* **GIVEN PROBLEM**
Reply with only the number of lines that contain the string "structured".

#### MATERIAL FOR THIS EXERCISE ####

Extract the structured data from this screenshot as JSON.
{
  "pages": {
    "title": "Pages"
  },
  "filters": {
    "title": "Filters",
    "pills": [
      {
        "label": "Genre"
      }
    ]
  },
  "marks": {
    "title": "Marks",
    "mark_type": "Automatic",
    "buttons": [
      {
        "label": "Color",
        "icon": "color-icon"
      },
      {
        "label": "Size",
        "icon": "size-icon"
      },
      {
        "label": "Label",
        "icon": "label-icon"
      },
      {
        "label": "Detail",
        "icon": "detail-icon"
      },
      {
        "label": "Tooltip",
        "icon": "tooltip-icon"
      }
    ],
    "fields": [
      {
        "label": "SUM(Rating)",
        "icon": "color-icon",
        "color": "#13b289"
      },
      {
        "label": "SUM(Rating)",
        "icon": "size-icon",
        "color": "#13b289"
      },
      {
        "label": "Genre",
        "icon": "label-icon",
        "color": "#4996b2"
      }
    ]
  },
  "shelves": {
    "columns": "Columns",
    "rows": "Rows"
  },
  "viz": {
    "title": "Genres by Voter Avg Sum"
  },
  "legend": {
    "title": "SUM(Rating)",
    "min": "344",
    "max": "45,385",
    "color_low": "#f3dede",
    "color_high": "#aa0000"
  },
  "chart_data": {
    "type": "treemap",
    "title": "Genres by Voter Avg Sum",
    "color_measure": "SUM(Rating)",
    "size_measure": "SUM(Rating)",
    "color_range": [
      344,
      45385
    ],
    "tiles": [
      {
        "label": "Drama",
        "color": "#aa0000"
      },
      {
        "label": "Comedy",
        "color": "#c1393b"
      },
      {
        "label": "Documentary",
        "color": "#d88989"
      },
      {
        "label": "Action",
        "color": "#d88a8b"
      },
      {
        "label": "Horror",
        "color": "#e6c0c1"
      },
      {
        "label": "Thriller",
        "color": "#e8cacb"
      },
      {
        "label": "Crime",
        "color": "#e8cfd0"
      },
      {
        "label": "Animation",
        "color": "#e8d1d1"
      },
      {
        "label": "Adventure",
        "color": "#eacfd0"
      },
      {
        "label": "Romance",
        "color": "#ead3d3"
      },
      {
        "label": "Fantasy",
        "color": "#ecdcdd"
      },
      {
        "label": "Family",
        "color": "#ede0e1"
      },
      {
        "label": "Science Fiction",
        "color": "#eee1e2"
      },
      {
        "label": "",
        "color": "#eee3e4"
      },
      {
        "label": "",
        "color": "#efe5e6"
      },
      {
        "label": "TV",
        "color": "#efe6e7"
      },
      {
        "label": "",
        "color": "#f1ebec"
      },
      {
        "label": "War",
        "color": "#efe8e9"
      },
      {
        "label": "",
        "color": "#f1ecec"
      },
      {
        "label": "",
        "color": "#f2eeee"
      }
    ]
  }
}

####
#### MATERIAL FOR THIS EXERCISE ####

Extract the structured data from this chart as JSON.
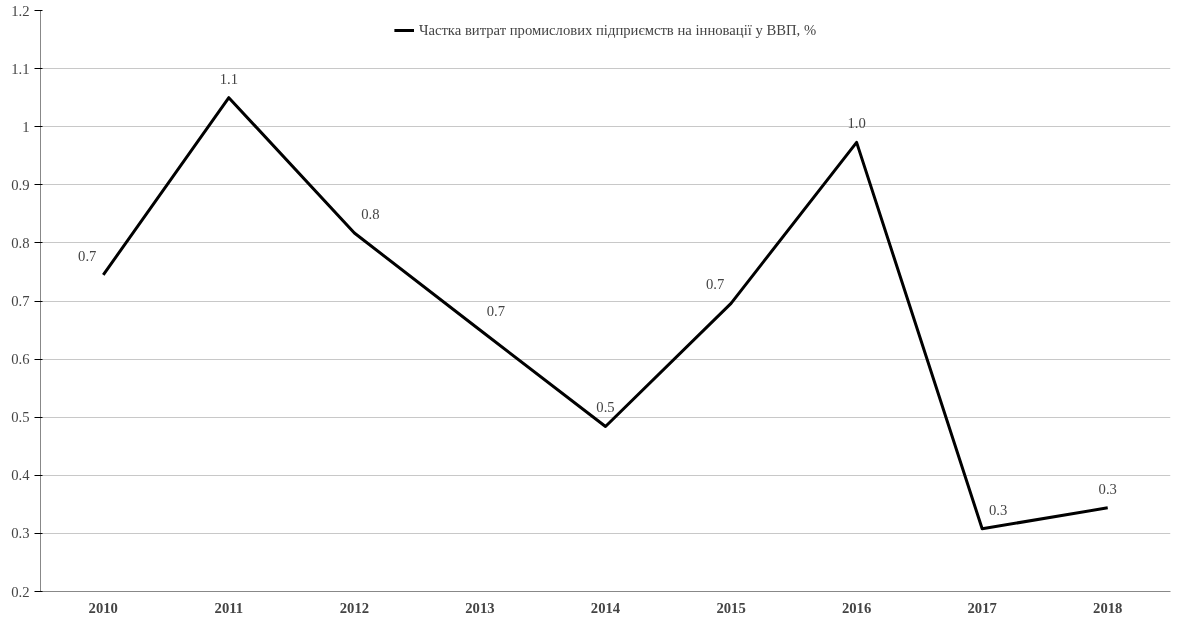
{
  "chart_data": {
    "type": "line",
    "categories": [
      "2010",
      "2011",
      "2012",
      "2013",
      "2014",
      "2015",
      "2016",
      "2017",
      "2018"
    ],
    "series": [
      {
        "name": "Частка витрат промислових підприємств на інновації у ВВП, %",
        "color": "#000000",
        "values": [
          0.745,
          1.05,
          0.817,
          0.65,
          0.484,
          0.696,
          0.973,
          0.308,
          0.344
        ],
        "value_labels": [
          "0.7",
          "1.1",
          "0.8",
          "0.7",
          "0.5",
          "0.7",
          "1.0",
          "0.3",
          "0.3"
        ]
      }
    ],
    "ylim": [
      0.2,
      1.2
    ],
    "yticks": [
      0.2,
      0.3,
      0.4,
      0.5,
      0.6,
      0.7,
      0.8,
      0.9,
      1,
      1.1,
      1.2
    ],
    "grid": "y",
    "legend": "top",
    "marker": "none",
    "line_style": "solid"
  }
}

####
#### MATERIAL FOR THIS EXERCISE ####

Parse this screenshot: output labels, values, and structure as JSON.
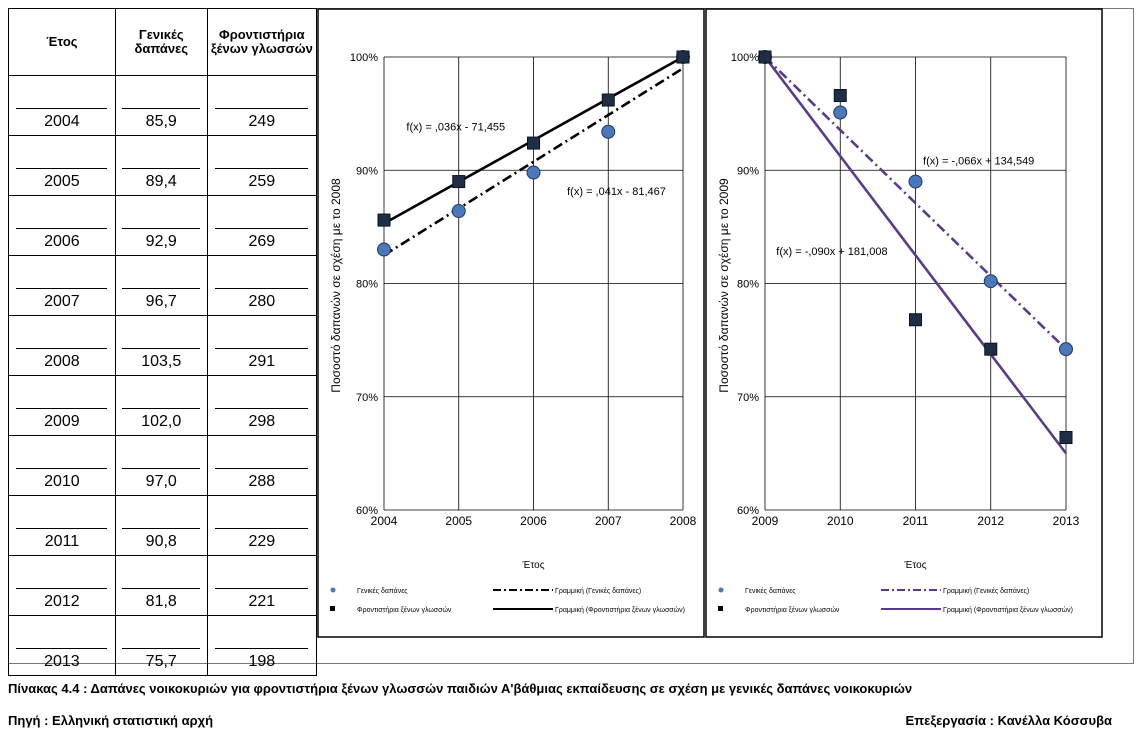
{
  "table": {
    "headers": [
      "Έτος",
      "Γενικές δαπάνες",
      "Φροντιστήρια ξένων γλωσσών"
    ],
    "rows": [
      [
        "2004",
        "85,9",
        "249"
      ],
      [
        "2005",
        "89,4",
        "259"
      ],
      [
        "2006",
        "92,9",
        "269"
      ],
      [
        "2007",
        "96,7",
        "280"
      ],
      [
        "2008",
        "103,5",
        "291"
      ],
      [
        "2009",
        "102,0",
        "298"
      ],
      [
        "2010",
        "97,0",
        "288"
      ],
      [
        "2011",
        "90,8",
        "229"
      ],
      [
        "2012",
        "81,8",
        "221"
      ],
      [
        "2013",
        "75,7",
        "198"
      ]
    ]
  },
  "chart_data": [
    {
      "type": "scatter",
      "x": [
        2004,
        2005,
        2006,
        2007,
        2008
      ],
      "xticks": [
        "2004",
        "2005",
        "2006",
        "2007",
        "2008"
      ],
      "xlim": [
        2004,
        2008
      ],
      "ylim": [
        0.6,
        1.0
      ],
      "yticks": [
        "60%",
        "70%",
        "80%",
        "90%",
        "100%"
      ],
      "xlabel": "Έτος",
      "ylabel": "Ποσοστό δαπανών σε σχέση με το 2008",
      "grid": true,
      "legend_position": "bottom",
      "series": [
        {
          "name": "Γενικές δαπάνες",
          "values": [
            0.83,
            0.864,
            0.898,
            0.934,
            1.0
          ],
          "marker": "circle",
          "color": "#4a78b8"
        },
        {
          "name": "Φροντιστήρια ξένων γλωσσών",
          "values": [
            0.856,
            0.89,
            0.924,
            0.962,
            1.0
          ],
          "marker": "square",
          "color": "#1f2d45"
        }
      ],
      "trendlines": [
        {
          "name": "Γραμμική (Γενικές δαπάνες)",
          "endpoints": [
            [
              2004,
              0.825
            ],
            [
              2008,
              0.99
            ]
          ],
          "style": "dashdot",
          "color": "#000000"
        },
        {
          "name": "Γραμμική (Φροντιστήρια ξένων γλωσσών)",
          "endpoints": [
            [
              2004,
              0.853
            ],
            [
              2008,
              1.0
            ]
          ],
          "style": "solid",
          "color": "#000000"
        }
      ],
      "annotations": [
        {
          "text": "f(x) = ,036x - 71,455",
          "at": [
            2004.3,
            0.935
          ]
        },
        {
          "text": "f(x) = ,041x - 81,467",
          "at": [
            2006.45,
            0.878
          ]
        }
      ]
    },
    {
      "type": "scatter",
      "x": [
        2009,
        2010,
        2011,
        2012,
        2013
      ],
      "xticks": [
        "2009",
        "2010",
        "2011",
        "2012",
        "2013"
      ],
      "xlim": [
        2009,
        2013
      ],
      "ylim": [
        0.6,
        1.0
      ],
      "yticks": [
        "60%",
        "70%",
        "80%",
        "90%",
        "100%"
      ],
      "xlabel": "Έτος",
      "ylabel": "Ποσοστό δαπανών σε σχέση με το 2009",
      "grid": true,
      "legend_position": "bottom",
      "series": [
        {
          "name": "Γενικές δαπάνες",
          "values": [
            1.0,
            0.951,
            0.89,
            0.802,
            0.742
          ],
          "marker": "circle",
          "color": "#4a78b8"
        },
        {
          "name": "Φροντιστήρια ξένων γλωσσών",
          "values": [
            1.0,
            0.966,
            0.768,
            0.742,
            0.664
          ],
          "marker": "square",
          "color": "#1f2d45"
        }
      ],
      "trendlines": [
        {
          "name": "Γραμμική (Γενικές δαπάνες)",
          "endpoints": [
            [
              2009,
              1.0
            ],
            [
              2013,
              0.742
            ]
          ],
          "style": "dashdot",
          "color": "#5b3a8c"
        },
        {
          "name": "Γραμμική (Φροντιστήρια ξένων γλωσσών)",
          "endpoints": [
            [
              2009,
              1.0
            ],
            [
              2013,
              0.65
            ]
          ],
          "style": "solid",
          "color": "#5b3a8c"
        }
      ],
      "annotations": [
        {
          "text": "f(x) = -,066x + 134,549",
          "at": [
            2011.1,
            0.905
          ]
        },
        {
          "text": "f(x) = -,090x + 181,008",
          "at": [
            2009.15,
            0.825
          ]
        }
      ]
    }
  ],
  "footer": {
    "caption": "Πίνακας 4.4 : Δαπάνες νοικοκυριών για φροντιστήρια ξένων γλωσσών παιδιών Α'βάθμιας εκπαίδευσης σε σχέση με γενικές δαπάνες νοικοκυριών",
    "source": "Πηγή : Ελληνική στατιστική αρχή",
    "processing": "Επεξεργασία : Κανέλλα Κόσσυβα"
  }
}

####

* **WRITTEN SOLUTION**
2